- **Work required**
Could you reproduce the listing below line for line, changing nothing?

- **Raw data**
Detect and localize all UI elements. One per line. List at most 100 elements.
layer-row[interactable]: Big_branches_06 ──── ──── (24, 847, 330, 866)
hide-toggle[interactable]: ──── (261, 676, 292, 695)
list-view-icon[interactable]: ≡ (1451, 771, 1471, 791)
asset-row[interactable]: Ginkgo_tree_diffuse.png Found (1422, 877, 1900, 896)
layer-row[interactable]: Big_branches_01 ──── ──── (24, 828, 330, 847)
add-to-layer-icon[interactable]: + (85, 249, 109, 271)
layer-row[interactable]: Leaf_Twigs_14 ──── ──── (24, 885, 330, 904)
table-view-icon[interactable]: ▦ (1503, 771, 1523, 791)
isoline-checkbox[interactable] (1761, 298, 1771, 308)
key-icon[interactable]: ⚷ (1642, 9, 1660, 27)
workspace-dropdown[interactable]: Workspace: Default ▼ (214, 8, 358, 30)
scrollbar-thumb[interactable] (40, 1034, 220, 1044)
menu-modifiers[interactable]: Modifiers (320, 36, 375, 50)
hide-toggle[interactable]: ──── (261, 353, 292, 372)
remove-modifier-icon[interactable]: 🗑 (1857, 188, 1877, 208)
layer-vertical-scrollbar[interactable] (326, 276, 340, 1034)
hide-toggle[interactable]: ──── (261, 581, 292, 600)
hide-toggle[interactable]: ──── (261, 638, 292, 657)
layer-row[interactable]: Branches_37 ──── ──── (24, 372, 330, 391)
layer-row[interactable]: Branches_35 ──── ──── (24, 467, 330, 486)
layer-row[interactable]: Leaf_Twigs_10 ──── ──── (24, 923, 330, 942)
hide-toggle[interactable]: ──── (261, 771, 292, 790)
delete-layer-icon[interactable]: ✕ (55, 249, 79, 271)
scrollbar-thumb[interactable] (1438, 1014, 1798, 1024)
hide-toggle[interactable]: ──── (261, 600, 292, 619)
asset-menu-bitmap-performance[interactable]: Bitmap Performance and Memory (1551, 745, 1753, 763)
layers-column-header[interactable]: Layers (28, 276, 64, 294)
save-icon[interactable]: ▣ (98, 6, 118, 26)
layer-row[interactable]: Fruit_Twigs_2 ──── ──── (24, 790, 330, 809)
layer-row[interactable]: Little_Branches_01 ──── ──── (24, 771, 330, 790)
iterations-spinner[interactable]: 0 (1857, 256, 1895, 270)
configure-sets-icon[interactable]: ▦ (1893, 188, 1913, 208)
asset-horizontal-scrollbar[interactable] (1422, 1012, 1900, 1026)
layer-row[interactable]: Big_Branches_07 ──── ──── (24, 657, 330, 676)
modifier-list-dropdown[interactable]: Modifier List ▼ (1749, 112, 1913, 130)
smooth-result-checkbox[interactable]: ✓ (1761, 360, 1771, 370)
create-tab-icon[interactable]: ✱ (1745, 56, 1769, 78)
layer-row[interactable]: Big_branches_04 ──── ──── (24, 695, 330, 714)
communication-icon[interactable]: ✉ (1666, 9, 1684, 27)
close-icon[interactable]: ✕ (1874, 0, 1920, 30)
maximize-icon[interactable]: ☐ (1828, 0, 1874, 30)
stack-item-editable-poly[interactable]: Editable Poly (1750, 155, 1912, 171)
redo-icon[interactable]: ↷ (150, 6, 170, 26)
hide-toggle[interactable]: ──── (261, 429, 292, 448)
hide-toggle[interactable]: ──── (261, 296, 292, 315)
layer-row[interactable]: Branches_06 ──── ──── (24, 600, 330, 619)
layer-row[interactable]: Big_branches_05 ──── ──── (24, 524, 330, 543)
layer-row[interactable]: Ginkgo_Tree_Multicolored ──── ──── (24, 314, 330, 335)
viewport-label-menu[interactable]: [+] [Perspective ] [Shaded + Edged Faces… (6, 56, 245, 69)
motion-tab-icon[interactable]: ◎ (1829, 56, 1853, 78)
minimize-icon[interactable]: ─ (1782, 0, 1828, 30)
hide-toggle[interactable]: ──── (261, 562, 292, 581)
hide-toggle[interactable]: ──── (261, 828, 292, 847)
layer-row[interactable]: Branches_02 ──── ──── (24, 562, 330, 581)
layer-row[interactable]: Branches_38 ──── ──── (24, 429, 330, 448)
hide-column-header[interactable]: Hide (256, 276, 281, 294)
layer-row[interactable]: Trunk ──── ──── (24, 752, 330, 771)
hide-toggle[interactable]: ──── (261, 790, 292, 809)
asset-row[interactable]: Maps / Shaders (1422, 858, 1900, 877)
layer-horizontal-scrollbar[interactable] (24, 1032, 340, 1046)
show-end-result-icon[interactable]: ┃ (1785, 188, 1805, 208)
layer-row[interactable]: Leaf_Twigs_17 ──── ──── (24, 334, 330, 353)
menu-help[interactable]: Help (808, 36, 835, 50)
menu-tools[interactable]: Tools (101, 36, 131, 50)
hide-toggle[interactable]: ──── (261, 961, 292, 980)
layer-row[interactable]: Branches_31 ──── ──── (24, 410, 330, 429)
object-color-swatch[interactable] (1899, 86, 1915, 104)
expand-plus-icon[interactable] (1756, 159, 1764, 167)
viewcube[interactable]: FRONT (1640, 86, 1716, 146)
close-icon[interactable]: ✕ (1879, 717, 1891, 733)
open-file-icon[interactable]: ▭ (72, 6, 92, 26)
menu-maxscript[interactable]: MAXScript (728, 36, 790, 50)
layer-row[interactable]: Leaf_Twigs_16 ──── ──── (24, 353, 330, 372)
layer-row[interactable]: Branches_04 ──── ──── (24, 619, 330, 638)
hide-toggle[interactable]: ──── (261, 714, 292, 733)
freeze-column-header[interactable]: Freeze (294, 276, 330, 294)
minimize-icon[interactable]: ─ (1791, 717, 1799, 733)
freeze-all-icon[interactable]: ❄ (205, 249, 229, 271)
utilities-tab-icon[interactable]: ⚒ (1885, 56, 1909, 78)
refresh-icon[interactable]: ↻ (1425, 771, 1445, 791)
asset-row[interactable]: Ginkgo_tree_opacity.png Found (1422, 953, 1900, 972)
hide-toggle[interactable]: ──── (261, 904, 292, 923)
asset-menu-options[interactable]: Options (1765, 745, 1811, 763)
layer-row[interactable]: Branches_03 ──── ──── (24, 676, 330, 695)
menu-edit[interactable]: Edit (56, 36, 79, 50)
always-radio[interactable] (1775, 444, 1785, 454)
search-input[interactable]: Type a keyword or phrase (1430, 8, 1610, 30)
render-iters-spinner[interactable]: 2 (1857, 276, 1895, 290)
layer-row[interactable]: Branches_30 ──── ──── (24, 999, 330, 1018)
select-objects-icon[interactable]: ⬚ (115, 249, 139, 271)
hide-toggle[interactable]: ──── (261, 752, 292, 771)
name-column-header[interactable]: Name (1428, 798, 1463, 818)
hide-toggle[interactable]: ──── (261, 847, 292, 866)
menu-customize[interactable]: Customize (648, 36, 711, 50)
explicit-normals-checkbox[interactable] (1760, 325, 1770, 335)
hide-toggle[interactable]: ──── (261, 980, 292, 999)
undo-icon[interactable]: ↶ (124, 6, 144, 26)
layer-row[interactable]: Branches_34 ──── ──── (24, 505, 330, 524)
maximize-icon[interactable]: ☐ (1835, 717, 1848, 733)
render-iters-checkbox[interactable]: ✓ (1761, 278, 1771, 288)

- **Exercise output**
Detect and localize all UI elements. One per line. List at most 100 elements.
layer-row[interactable]: Big_branches_06 ──── ──── (24, 847, 330, 866)
hide-toggle[interactable]: ──── (261, 676, 292, 695)
list-view-icon[interactable]: ≡ (1451, 771, 1471, 791)
asset-row[interactable]: Ginkgo_tree_diffuse.png Found (1422, 877, 1900, 896)
layer-row[interactable]: Big_branches_01 ──── ──── (24, 828, 330, 847)
add-to-layer-icon[interactable]: + (85, 249, 109, 271)
layer-row[interactable]: Leaf_Twigs_14 ──── ──── (24, 885, 330, 904)
table-view-icon[interactable]: ▦ (1503, 771, 1523, 791)
isoline-checkbox[interactable] (1761, 298, 1771, 308)
key-icon[interactable]: ⚷ (1642, 9, 1660, 27)
workspace-dropdown[interactable]: Workspace: Default ▼ (214, 8, 358, 30)
scrollbar-thumb[interactable] (40, 1034, 220, 1044)
menu-modifiers[interactable]: Modifiers (320, 36, 375, 50)
hide-toggle[interactable]: ──── (261, 353, 292, 372)
remove-modifier-icon[interactable]: 🗑 (1857, 188, 1877, 208)
layer-vertical-scrollbar[interactable] (326, 276, 340, 1034)
hide-toggle[interactable]: ──── (261, 581, 292, 600)
hide-toggle[interactable]: ──── (261, 638, 292, 657)
layer-row[interactable]: Branches_37 ──── ──── (24, 372, 330, 391)
layer-row[interactable]: Branches_35 ──── ──── (24, 467, 330, 486)
layer-row[interactable]: Leaf_Twigs_10 ──── ──── (24, 923, 330, 942)
hide-toggle[interactable]: ──── (261, 771, 292, 790)
delete-layer-icon[interactable]: ✕ (55, 249, 79, 271)
scrollbar-thumb[interactable] (1438, 1014, 1798, 1024)
hide-toggle[interactable]: ──── (261, 600, 292, 619)
asset-menu-bitmap-performance[interactable]: Bitmap Performance and Memory (1551, 745, 1753, 763)
layers-column-header[interactable]: Layers (28, 276, 64, 294)
save-icon[interactable]: ▣ (98, 6, 118, 26)
layer-row[interactable]: Fruit_Twigs_2 ──── ──── (24, 790, 330, 809)
layer-row[interactable]: Little_Branches_01 ──── ──── (24, 771, 330, 790)
iterations-spinner[interactable]: 0 (1857, 256, 1895, 270)
configure-sets-icon[interactable]: ▦ (1893, 188, 1913, 208)
asset-horizontal-scrollbar[interactable] (1422, 1012, 1900, 1026)
layer-row[interactable]: Big_Branches_07 ──── ──── (24, 657, 330, 676)
modifier-list-dropdown[interactable]: Modifier List ▼ (1749, 112, 1913, 130)
smooth-result-checkbox[interactable]: ✓ (1761, 360, 1771, 370)
create-tab-icon[interactable]: ✱ (1745, 56, 1769, 78)
layer-row[interactable]: Big_branches_04 ──── ──── (24, 695, 330, 714)
communication-icon[interactable]: ✉ (1666, 9, 1684, 27)
close-icon[interactable]: ✕ (1874, 0, 1920, 30)
maximize-icon[interactable]: ☐ (1828, 0, 1874, 30)
stack-item-editable-poly[interactable]: Editable Poly (1750, 155, 1912, 171)
redo-icon[interactable]: ↷ (150, 6, 170, 26)
hide-toggle[interactable]: ──── (261, 429, 292, 448)
hide-toggle[interactable]: ──── (261, 296, 292, 315)
layer-row[interactable]: Branches_06 ──── ──── (24, 600, 330, 619)
layer-row[interactable]: Big_branches_05 ──── ──── (24, 524, 330, 543)
layer-row[interactable]: Ginkgo_Tree_Multicolored ──── ──── (24, 314, 330, 335)
viewport-label-menu[interactable]: [+] [Perspective ] [Shaded + Edged Faces… (6, 56, 245, 69)
motion-tab-icon[interactable]: ◎ (1829, 56, 1853, 78)
minimize-icon[interactable]: ─ (1782, 0, 1828, 30)
hide-toggle[interactable]: ──── (261, 562, 292, 581)
hide-toggle[interactable]: ──── (261, 828, 292, 847)
layer-row[interactable]: Branches_02 ──── ──── (24, 562, 330, 581)
layer-row[interactable]: Branches_38 ──── ──── (24, 429, 330, 448)
hide-column-header[interactable]: Hide (256, 276, 281, 294)
layer-row[interactable]: Trunk ──── ──── (24, 752, 330, 771)
hide-toggle[interactable]: ──── (261, 790, 292, 809)
asset-row[interactable]: Maps / Shaders (1422, 858, 1900, 877)
layer-horizontal-scrollbar[interactable] (24, 1032, 340, 1046)
show-end-result-icon[interactable]: ┃ (1785, 188, 1805, 208)
layer-row[interactable]: Leaf_Twigs_17 ──── ──── (24, 334, 330, 353)
menu-help[interactable]: Help (808, 36, 835, 50)
menu-tools[interactable]: Tools (101, 36, 131, 50)
hide-toggle[interactable]: ──── (261, 961, 292, 980)
layer-row[interactable]: Branches_31 ──── ──── (24, 410, 330, 429)
object-color-swatch[interactable] (1899, 86, 1915, 104)
expand-plus-icon[interactable] (1756, 159, 1764, 167)
viewcube[interactable]: FRONT (1640, 86, 1716, 146)
close-icon[interactable]: ✕ (1879, 717, 1891, 733)
open-file-icon[interactable]: ▭ (72, 6, 92, 26)
menu-maxscript[interactable]: MAXScript (728, 36, 790, 50)
layer-row[interactable]: Leaf_Twigs_16 ──── ──── (24, 353, 330, 372)
layer-row[interactable]: Branches_04 ──── ──── (24, 619, 330, 638)
hide-toggle[interactable]: ──── (261, 714, 292, 733)
freeze-column-header[interactable]: Freeze (294, 276, 330, 294)
minimize-icon[interactable]: ─ (1791, 717, 1799, 733)
freeze-all-icon[interactable]: ❄ (205, 249, 229, 271)
utilities-tab-icon[interactable]: ⚒ (1885, 56, 1909, 78)
refresh-icon[interactable]: ↻ (1425, 771, 1445, 791)
asset-row[interactable]: Ginkgo_tree_opacity.png Found (1422, 953, 1900, 972)
hide-toggle[interactable]: ──── (261, 904, 292, 923)
asset-menu-options[interactable]: Options (1765, 745, 1811, 763)
layer-row[interactable]: Branches_03 ──── ──── (24, 676, 330, 695)
menu-edit[interactable]: Edit (56, 36, 79, 50)
always-radio[interactable] (1775, 444, 1785, 454)
search-input[interactable]: Type a keyword or phrase (1430, 8, 1610, 30)
render-iters-spinner[interactable]: 2 (1857, 276, 1895, 290)
layer-row[interactable]: Branches_30 ──── ──── (24, 999, 330, 1018)
select-objects-icon[interactable]: ⬚ (115, 249, 139, 271)
hide-toggle[interactable]: ──── (261, 752, 292, 771)
name-column-header[interactable]: Name (1428, 798, 1463, 818)
hide-toggle[interactable]: ──── (261, 847, 292, 866)
menu-customize[interactable]: Customize (648, 36, 711, 50)
explicit-normals-checkbox[interactable] (1760, 325, 1770, 335)
hide-toggle[interactable]: ──── (261, 980, 292, 999)
undo-icon[interactable]: ↶ (124, 6, 144, 26)
layer-row[interactable]: Branches_34 ──── ──── (24, 505, 330, 524)
maximize-icon[interactable]: ☐ (1835, 717, 1848, 733)
render-iters-checkbox[interactable]: ✓ (1761, 278, 1771, 288)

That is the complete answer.